Given exercise:
Write every line of the material out exactly as shown.

>> start Stored rows

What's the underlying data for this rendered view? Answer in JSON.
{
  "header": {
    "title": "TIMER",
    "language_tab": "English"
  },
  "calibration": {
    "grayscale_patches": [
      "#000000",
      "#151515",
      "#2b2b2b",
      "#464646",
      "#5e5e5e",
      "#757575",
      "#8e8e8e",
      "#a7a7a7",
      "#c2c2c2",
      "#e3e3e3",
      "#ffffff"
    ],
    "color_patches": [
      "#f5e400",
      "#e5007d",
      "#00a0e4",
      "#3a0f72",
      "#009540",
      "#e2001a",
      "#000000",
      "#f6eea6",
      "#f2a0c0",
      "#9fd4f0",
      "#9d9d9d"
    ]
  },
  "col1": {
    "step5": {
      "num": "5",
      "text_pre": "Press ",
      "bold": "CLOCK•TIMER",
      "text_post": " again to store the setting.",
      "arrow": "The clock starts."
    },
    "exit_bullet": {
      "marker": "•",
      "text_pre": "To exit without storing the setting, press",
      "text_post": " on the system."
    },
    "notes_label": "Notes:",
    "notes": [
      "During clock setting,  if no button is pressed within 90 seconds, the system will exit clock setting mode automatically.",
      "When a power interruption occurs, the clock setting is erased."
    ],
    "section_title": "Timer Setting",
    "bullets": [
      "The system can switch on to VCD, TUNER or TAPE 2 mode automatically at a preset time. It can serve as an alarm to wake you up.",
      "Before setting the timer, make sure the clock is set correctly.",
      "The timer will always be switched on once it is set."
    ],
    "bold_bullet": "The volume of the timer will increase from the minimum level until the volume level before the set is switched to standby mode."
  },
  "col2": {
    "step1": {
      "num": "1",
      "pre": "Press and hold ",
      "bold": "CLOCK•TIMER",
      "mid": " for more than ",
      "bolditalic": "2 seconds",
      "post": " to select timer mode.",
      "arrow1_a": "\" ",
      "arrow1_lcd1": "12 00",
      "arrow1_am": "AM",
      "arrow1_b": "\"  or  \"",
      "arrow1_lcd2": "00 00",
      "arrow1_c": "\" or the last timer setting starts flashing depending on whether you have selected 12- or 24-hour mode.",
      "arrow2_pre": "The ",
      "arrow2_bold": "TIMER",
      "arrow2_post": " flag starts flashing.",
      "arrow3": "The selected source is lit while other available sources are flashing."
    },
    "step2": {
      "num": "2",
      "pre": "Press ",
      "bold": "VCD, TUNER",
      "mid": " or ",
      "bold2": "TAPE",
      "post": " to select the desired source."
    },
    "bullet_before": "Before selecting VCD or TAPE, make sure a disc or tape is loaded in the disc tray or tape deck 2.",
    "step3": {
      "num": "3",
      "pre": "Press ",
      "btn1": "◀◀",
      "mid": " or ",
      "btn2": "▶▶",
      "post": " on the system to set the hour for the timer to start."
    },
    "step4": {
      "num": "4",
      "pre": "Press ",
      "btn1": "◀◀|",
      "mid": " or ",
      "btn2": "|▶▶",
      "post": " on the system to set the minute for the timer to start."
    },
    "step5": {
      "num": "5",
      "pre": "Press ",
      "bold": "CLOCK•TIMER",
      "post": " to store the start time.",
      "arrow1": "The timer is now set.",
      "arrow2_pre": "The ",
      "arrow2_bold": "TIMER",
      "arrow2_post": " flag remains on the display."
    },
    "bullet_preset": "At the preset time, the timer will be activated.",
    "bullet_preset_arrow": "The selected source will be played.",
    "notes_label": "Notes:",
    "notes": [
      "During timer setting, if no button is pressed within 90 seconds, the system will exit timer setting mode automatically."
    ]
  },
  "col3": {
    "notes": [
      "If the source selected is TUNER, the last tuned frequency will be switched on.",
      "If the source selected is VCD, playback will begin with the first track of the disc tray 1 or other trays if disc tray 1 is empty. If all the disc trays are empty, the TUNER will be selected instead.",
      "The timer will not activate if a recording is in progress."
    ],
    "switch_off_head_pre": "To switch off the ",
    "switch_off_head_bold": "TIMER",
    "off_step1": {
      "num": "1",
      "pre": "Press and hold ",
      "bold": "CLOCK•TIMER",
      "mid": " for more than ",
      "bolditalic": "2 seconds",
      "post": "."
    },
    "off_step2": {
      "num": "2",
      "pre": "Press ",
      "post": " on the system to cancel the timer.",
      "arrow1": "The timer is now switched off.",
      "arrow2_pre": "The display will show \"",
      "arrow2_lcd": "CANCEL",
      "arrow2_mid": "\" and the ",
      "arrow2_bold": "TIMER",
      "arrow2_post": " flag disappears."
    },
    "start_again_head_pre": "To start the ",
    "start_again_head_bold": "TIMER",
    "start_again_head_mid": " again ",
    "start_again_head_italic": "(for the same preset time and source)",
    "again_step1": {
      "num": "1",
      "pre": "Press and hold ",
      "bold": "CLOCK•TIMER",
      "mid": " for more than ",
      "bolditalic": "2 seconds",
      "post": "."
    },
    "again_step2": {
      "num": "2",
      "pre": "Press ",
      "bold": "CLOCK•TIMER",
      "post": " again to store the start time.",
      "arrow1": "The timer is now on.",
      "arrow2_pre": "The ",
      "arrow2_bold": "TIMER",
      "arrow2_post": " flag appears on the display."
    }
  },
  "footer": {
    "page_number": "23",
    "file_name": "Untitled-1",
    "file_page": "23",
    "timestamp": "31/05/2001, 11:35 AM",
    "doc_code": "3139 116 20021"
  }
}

>> end Stored rows

Solution to the problem:
What's the underlying data for this rendered view? Answer in JSON.
{
  "header": {
    "title": "TIMER",
    "language_tab": "English"
  },
  "calibration": {
    "grayscale_patches": [
      "#000000",
      "#151515",
      "#2b2b2b",
      "#464646",
      "#5e5e5e",
      "#757575",
      "#8e8e8e",
      "#a7a7a7",
      "#c2c2c2",
      "#e3e3e3",
      "#ffffff"
    ],
    "color_patches": [
      "#f5e400",
      "#e5007d",
      "#00a0e4",
      "#3a0f72",
      "#009540",
      "#e2001a",
      "#000000",
      "#f6eea6",
      "#f2a0c0",
      "#9fd4f0",
      "#9d9d9d"
    ]
  },
  "col1": {
    "step5": {
      "num": "5",
      "text_pre": "Press ",
      "bold": "CLOCK•TIMER",
      "text_post": " again to store the setting.",
      "arrow": "The clock starts."
    },
    "exit_bullet": {
      "marker": "•",
      "text_pre": "To exit without storing the setting, press",
      "text_post": " on the system."
    },
    "notes_label": "Notes:",
    "notes": [
      "During clock setting,  if no button is pressed within 90 seconds, the system will exit clock setting mode automatically.",
      "When a power interruption occurs, the clock setting is erased."
    ],
    "section_title": "Timer Setting",
    "bullets": [
      "The system can switch on to VCD, TUNER or TAPE 2 mode automatically at a preset time. It can serve as an alarm to wake you up.",
      "Before setting the timer, make sure the clock is set correctly.",
      "The timer will always be switched on once it is set."
    ],
    "bold_bullet": "The volume of the timer will increase from the minimum level until the volume level before the set is switched to standby mode."
  },
  "col2": {
    "step1": {
      "num": "1",
      "pre": "Press and hold ",
      "bold": "CLOCK•TIMER",
      "mid": " for more than ",
      "bolditalic": "2 seconds",
      "post": " to select timer mode.",
      "arrow1_a": "\" ",
      "arrow1_lcd1": "12 00",
      "arrow1_am": "AM",
      "arrow1_b": "\"  or  \"",
      "arrow1_lcd2": "00 00",
      "arrow1_c": "\" or the last timer setting starts flashing depending on whether you have selected 12- or 24-hour mode.",
      "arrow2_pre": "The ",
      "arrow2_bold": "TIMER",
      "arrow2_post": " flag starts flashing.",
      "arrow3": "The selected source is lit while other available sources are flashing."
    },
    "step2": {
      "num": "2",
      "pre": "Press ",
      "bold": "VCD, TUNER",
      "mid": " or ",
      "bold2": "TAPE",
      "post": " to select the desired source."
    },
    "bullet_before": "Before selecting VCD or TAPE, make sure a disc or tape is loaded in the disc tray or tape deck 2.",
    "step3": {
      "num": "3",
      "pre": "Press ",
      "btn1": "◀◀",
      "mid": " or ",
      "btn2": "▶▶",
      "post": " on the system to set the hour for the timer to start."
    },
    "step4": {
      "num": "4",
      "pre": "Press ",
      "btn1": "◀◀|",
      "mid": " or ",
      "btn2": "|▶▶",
      "post": " on the system to set the minute for the timer to start."
    },
    "step5": {
      "num": "5",
      "pre": "Press ",
      "bold": "CLOCK•TIMER",
      "post": " to store the start time.",
      "arrow1": "The timer is now set.",
      "arrow2_pre": "The ",
      "arrow2_bold": "TIMER",
      "arrow2_post": " flag remains on the display."
    },
    "bullet_preset": "At the preset time, the timer will be activated.",
    "bullet_preset_arrow": "The selected source will be played.",
    "notes_label": "Notes:",
    "notes": [
      "During timer setting, if no button is pressed within 90 seconds, the system will exit timer setting mode automatically."
    ]
  },
  "col3": {
    "notes": [
      "If the source selected is TUNER, the last tuned frequency will be switched on.",
      "If the source selected is VCD, playback will begin with the first track of the disc tray 1 or other trays if disc tray 1 is empty. If all the disc trays are empty, the TUNER will be selected instead.",
      "The timer will not activate if a recording is in progress."
    ],
    "switch_off_head_pre": "To switch off the ",
    "switch_off_head_bold": "TIMER",
    "off_step1": {
      "num": "1",
      "pre": "Press and hold ",
      "bold": "CLOCK•TIMER",
      "mid": " for more than ",
      "bolditalic": "2 seconds",
      "post": "."
    },
    "off_step2": {
      "num": "2",
      "pre": "Press ",
      "post": " on the system to cancel the timer.",
      "arrow1": "The timer is now switched off.",
      "arrow2_pre": "The display will show \"",
      "arrow2_lcd": "CANCEL",
      "arrow2_mid": "\" and the ",
      "arrow2_bold": "TIMER",
      "arrow2_post": " flag disappears."
    },
    "start_again_head_pre": "To start the ",
    "start_again_head_bold": "TIMER",
    "start_again_head_mid": " again ",
    "start_again_head_italic": "(for the same preset time and source)",
    "again_step1": {
      "num": "1",
      "pre": "Press and hold ",
      "bold": "CLOCK•TIMER",
      "mid": " for more than ",
      "bolditalic": "2 seconds",
      "post": "."
    },
    "again_step2": {
      "num": "2",
      "pre": "Press ",
      "bold": "CLOCK•TIMER",
      "post": " again to store the start time.",
      "arrow1": "The timer is now on.",
      "arrow2_pre": "The ",
      "arrow2_bold": "TIMER",
      "arrow2_post": " flag appears on the display."
    }
  },
  "footer": {
    "page_number": "23",
    "file_name": "Untitled-1",
    "file_page": "23",
    "timestamp": "31/05/2001, 11:35 AM",
    "doc_code": "3139 116 20021"
  }
}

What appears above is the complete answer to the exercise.